Every record should be written out exactly, please.

Collected data
-- -- --

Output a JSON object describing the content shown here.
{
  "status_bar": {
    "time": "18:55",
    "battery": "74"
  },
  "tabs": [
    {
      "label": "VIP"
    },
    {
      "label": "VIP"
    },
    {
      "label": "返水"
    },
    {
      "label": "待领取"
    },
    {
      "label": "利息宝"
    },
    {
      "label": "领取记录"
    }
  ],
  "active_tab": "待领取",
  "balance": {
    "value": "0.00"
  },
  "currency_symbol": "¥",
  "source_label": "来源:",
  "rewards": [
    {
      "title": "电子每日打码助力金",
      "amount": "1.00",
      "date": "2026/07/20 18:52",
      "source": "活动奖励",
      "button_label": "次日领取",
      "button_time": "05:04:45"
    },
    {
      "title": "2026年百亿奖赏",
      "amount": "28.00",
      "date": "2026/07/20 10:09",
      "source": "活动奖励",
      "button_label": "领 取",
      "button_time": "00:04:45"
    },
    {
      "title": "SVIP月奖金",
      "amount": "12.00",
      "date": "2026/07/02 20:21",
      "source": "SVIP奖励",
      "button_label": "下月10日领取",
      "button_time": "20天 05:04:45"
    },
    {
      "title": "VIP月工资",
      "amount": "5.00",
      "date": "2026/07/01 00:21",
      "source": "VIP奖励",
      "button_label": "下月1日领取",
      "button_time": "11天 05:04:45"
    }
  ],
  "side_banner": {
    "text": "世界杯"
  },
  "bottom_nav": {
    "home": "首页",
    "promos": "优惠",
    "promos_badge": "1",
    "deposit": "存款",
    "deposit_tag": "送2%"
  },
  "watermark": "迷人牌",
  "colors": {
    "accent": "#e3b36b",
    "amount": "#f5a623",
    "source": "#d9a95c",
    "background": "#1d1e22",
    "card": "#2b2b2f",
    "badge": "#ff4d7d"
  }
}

-- -- --

**RESULT FOR THIS EXERCISE**
Output a JSON object describing the content shown here.
{
  "status_bar": {
    "time": "18:55",
    "battery": "74"
  },
  "tabs": [
    {
      "label": "VIP"
    },
    {
      "label": "VIP"
    },
    {
      "label": "返水"
    },
    {
      "label": "待领取"
    },
    {
      "label": "利息宝"
    },
    {
      "label": "领取记录"
    }
  ],
  "active_tab": "待领取",
  "balance": {
    "value": "0.00"
  },
  "currency_symbol": "¥",
  "source_label": "来源:",
  "rewards": [
    {
      "title": "电子每日打码助力金",
      "amount": "1.00",
      "date": "2026/07/20 18:52",
      "source": "活动奖励",
      "button_label": "次日领取",
      "button_time": "05:04:45"
    },
    {
      "title": "2026年百亿奖赏",
      "amount": "28.00",
      "date": "2026/07/20 10:09",
      "source": "活动奖励",
      "button_label": "领 取",
      "button_time": "00:04:45"
    },
    {
      "title": "SVIP月奖金",
      "amount": "12.00",
      "date": "2026/07/02 20:21",
      "source": "SVIP奖励",
      "button_label": "下月10日领取",
      "button_time": "20天 05:04:45"
    },
    {
      "title": "VIP月工资",
      "amount": "5.00",
      "date": "2026/07/01 00:21",
      "source": "VIP奖励",
      "button_label": "下月1日领取",
      "button_time": "11天 05:04:45"
    }
  ],
  "side_banner": {
    "text": "世界杯"
  },
  "bottom_nav": {
    "home": "首页",
    "promos": "优惠",
    "promos_badge": "1",
    "deposit": "存款",
    "deposit_tag": "送2%"
  },
  "watermark": "迷人牌",
  "colors": {
    "accent": "#e3b36b",
    "amount": "#f5a623",
    "source": "#d9a95c",
    "background": "#1d1e22",
    "card": "#2b2b2f",
    "badge": "#ff4d7d"
  }
}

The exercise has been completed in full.